-------- DATA EXCERPTS --------
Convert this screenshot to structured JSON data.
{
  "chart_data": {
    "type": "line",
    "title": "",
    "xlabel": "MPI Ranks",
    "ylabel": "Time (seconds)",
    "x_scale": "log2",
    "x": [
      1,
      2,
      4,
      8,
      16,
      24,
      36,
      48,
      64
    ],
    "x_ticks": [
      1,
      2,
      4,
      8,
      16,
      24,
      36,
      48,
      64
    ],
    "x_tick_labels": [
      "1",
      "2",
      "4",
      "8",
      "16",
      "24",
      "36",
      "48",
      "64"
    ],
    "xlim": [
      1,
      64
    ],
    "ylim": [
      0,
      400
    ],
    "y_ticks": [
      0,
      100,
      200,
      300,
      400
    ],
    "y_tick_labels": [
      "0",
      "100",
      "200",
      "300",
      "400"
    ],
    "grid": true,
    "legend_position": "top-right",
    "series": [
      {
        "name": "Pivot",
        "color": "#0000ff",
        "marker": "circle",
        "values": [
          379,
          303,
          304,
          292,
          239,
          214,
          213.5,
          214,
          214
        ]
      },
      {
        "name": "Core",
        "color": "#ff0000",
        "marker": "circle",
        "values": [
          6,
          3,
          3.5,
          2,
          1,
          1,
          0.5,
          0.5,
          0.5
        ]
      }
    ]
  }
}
--------
AIM: Restate each record word for word.

FULL OUTPUT:
Convert this screenshot to structured JSON data.
{
  "chart_data": {
    "type": "line",
    "title": "",
    "xlabel": "MPI Ranks",
    "ylabel": "Time (seconds)",
    "x_scale": "log2",
    "x": [
      1,
      2,
      4,
      8,
      16,
      24,
      36,
      48,
      64
    ],
    "x_ticks": [
      1,
      2,
      4,
      8,
      16,
      24,
      36,
      48,
      64
    ],
    "x_tick_labels": [
      "1",
      "2",
      "4",
      "8",
      "16",
      "24",
      "36",
      "48",
      "64"
    ],
    "xlim": [
      1,
      64
    ],
    "ylim": [
      0,
      400
    ],
    "y_ticks": [
      0,
      100,
      200,
      300,
      400
    ],
    "y_tick_labels": [
      "0",
      "100",
      "200",
      "300",
      "400"
    ],
    "grid": true,
    "legend_position": "top-right",
    "series": [
      {
        "name": "Pivot",
        "color": "#0000ff",
        "marker": "circle",
        "values": [
          379,
          303,
          304,
          292,
          239,
          214,
          213.5,
          214,
          214
        ]
      },
      {
        "name": "Core",
        "color": "#ff0000",
        "marker": "circle",
        "values": [
          6,
          3,
          3.5,
          2,
          1,
          1,
          0.5,
          0.5,
          0.5
        ]
      }
    ]
  }
}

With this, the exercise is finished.